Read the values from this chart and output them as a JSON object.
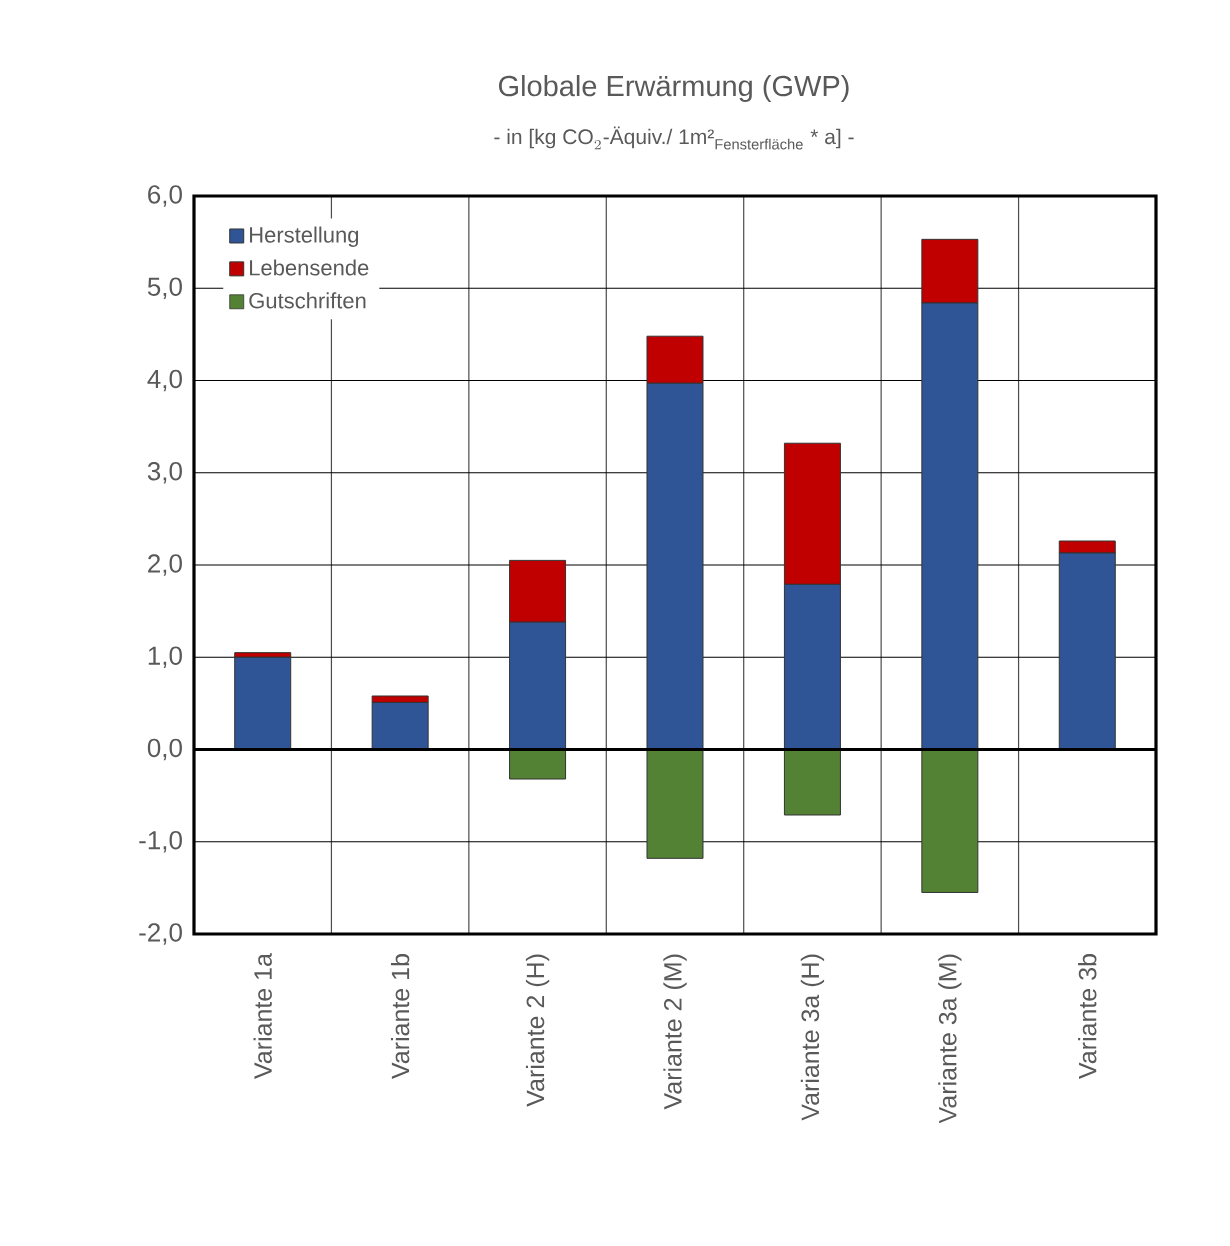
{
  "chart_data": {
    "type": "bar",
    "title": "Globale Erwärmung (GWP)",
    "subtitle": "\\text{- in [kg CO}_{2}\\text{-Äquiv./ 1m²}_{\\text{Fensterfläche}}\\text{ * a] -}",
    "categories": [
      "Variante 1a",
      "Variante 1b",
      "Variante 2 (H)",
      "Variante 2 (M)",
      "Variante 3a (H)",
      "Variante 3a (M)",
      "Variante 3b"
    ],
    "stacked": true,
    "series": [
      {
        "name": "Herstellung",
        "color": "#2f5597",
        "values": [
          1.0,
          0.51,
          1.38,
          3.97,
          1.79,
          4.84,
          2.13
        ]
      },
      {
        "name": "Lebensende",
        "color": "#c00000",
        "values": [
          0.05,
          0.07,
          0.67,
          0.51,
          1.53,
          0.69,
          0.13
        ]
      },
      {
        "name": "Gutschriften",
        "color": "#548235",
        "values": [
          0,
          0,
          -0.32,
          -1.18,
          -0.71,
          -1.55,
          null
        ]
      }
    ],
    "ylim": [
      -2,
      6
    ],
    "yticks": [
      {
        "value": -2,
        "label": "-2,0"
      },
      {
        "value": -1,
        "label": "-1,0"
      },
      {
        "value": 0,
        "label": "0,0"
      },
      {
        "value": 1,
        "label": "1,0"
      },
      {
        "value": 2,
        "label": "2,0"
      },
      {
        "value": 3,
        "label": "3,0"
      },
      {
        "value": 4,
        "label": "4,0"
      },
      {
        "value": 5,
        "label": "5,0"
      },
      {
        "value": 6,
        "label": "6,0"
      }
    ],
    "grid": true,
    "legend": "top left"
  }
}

★ ★ ★ ★ ★ ★ ★

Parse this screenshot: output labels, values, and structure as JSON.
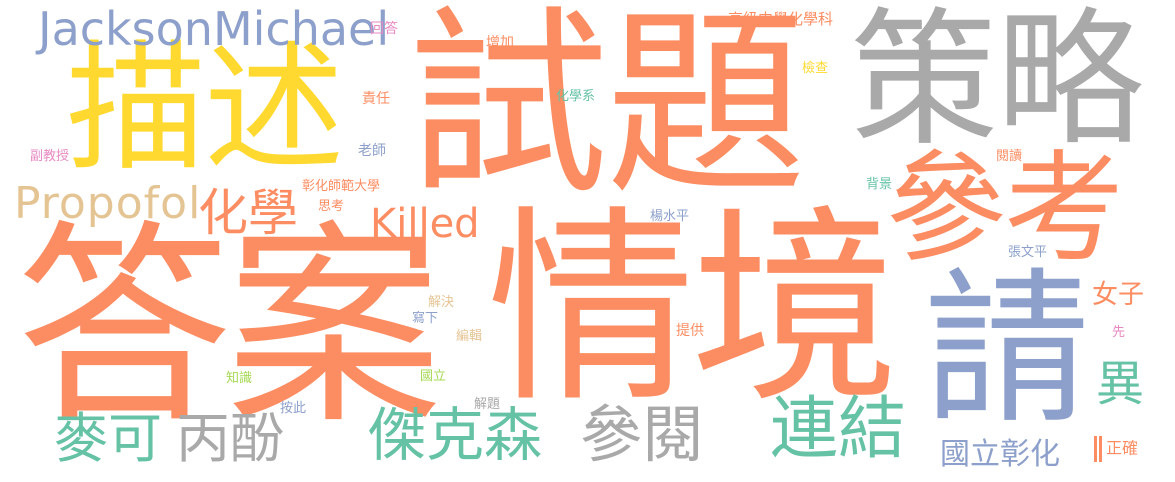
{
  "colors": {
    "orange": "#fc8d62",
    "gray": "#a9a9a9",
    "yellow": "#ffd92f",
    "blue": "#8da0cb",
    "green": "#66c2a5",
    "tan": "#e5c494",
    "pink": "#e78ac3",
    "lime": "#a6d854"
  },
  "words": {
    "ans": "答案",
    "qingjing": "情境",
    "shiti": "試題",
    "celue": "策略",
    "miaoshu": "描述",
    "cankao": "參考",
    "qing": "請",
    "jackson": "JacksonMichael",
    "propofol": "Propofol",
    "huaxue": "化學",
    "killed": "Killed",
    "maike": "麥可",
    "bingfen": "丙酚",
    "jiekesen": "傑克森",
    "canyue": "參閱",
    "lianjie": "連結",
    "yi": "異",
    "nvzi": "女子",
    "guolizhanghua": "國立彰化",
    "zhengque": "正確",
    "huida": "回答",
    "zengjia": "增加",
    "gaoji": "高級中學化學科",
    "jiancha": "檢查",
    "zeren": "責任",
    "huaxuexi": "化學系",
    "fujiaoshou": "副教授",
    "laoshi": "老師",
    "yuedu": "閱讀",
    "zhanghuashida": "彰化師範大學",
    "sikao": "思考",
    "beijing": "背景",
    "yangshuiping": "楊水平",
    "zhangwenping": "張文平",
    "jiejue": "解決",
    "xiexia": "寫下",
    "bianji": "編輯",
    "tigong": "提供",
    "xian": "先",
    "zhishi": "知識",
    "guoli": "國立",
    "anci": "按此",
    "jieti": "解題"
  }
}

★ ★ ★ ★ ★ ★ ★

What to work on → Gather each line that holds "name".

Output →
        "name": "Herstellung",
        "name": "Lebensende",
        "name": "Gutschriften",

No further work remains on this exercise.